| WORK TO DO |
Retype the part of the forum thread about cheese prices that starts with the words "Yeah it's not" and ends after the words "(Sep 25, 2008)".

# Barryd`s Prayers Have Been Answered!



## jo662 (Jul 27, 2010)

All he needs now is for some `so called expert` to say 
the same about Leffe!>>>

http://www.msn.com/en-gb/foodanddri...slimmer/ar-BBysb19?li=AAcVLvg&ocid=spartandhp


----------



## barryd (May 9, 2008)

Yeah it's not ferkin working though huh!

I just bought some nice Comte and its up 20% in price thanks to you Breixteers so if we leave the Eu I no doubt won't be able to afford it anymore and if that report is true I'll end up fatter!!!


----------



## Pudsey_Bear (Sep 25, 2008)

Possible clue to how accurate it is "The University College of Dublin" just saying.


----------



## cabby (May 14, 2005)

For the last 10 years prices have been going up or else the size has been shrunk. The most obvious comparison would have been when we changed to decimalisation. So it really is nothing new, buy a decent cheese rather Than some ponsey named cheese that stinks to an extreme. Mind you this is only my opinion,I have no facts or links to confirm this.>>


----------



## barryd (May 9, 2008)

Of course you dont have any facts. I do though. The pound took a nose dive by 20%, Comte comes from France, how could it not go up by 20%? 

Leffe comes from Belgium. Same logic applies. However the report is Bollox. Both make you fat. That is a fact. They are tasty though so ill just have to go over to Lovely Europe for a few months to save some money and spend my quids there instead.


----------



## cabby (May 14, 2005)

Sorry barryd but you cannot spend your quids there .


----------



## raynipper (Aug 4, 2008)

Leffe Cheese.......................................!!!!! Seemples.......................... Ray.


----------



## erneboy (Feb 8, 2007)

cabby said:


> Sorry barryd but you cannot spend your quids there .


We could all go with him and watch him trying. That'd be fun.


----------



## JanHank (Mar 29, 2015)

An old friend of ours used to say cheese shrinks a certain part of the male anatomy :surprise: > Ho ho ho.


----------



## raynipper (Aug 4, 2008)

Well it's not the stomach Jan.!!!!

Ray.


----------



## JanHank (Mar 29, 2015)

close >


----------



## barryd (May 9, 2008)

JanHank said:


> An old friend of ours used to say cheese shrinks a certain part of the male anatomy :surprise: > Ho ho ho.


Not if you hang a 5kg slab of Comte off the end of it for an hour or two each day it doesnt.


----------



## nicholsong (May 26, 2009)

barryd said:


> Not if you hang a 5kg slab of Comte off the end of it for an hour or two each day it doesnt.


That would help the diet - as it would be uneatable afterwards.:surprise:


----------



## JanHank (Mar 29, 2015)

You bin reading that karmasutra agen


----------



## Garcia (Mar 5, 2010)

barryd said:


> Of course you dont have any facts. I do though. The pound took a nose dive by 20%, Comte comes from France, how could it not go up by 20%?
> 
> Leffe comes from Belgium. Same logic applies. However the report is Bollox. Both make you fat. That is a fact. They are tasty though so ill just have to go over to Lovely Europe for a few months to save some money and spend my quids there instead.

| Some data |

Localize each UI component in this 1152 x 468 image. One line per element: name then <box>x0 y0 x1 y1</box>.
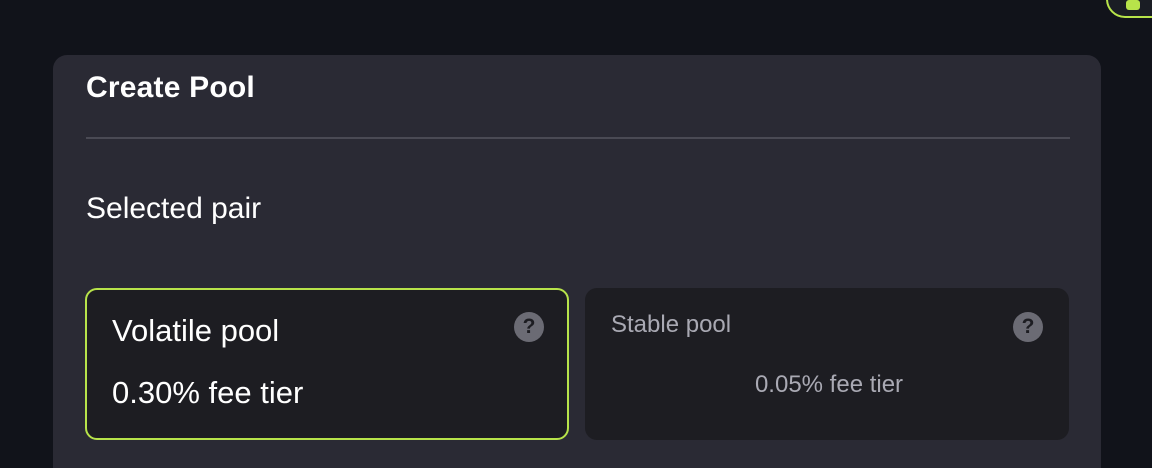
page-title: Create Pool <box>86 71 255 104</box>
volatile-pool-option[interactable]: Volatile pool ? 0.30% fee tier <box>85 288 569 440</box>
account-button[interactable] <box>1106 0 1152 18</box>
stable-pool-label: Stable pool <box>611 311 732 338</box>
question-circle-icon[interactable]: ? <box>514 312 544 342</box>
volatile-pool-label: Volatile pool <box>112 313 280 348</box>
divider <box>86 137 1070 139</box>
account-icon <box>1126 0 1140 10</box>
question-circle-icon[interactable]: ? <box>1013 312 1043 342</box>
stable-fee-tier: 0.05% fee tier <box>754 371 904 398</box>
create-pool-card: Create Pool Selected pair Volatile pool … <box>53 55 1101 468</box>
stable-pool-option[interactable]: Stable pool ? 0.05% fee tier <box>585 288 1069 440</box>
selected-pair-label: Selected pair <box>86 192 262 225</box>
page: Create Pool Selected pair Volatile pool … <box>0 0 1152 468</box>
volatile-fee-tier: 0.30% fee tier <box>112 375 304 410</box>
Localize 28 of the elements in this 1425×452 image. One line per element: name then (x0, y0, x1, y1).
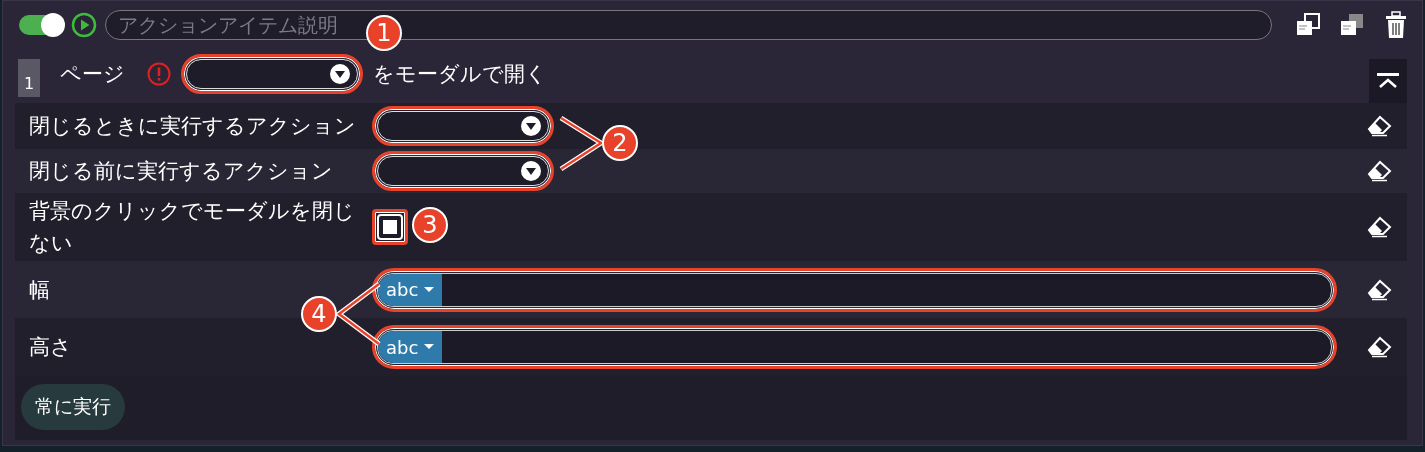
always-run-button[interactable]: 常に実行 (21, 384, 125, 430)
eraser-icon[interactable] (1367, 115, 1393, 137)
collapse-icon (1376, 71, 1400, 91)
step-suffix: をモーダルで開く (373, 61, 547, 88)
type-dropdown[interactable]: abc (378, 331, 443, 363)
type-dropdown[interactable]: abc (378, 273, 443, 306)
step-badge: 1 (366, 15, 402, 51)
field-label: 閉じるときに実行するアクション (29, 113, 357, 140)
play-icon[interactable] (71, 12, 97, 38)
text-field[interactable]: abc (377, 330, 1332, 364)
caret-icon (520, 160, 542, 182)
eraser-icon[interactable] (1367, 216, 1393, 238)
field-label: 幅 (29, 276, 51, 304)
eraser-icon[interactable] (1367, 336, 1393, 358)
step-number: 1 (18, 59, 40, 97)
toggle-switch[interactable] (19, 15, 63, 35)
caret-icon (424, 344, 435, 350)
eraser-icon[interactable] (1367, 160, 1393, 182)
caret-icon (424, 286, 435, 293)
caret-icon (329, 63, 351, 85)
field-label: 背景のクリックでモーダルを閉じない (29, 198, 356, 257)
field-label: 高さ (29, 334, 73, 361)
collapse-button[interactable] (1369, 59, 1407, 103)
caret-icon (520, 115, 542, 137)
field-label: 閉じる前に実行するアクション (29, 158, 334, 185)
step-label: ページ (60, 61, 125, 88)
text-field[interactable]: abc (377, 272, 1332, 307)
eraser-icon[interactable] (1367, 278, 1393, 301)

| EXERCISE RESULT |
Yeah it's not ferkin working though huh!

I just bought some nice Comte and its up 20% in price thanks to you Breixteers so if we leave the Eu I no doubt won't be able to afford it anymore and if that report is true I'll end up fatter!!!


----------



## Pudsey_Bear (Sep 25, 2008)